### RECORDS FOR PROCESSING
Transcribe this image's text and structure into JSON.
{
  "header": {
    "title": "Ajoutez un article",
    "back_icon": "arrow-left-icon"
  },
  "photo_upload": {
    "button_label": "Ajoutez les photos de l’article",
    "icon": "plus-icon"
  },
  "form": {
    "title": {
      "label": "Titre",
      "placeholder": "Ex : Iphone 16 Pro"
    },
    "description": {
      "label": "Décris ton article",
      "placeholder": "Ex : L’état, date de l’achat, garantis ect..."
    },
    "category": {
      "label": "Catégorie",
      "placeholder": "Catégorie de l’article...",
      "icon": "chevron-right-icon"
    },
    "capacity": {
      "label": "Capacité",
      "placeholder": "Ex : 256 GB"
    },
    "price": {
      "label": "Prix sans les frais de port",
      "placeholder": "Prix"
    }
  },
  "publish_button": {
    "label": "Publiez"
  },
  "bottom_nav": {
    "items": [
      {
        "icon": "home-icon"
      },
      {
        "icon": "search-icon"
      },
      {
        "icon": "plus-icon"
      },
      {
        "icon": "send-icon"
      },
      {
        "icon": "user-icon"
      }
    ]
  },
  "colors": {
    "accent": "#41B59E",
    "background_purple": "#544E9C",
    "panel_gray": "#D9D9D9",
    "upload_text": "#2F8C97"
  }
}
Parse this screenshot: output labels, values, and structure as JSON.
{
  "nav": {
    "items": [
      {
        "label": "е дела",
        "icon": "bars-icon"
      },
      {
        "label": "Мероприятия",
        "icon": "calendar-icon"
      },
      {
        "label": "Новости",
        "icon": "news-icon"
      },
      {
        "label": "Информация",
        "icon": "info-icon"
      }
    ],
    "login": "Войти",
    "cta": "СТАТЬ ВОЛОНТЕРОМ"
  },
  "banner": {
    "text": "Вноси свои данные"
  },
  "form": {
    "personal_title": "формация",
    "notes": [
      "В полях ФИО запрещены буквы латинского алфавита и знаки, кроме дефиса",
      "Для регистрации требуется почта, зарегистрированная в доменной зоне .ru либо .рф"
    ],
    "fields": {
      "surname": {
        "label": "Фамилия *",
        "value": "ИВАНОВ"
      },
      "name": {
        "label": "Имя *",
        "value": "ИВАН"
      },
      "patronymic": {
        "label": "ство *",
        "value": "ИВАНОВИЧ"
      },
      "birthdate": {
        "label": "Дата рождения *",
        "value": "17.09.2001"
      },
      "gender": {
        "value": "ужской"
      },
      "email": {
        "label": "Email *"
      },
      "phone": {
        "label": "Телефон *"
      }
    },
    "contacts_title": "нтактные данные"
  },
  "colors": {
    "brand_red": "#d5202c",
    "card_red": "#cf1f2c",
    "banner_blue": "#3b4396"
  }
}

### EXERCISE DIRECTIONS
From the data, list each line in which the string "данные" appears.

### PROBLEM SOLUTION
    "text": "Вноси свои данные"
    "contacts_title": "нтактные данные"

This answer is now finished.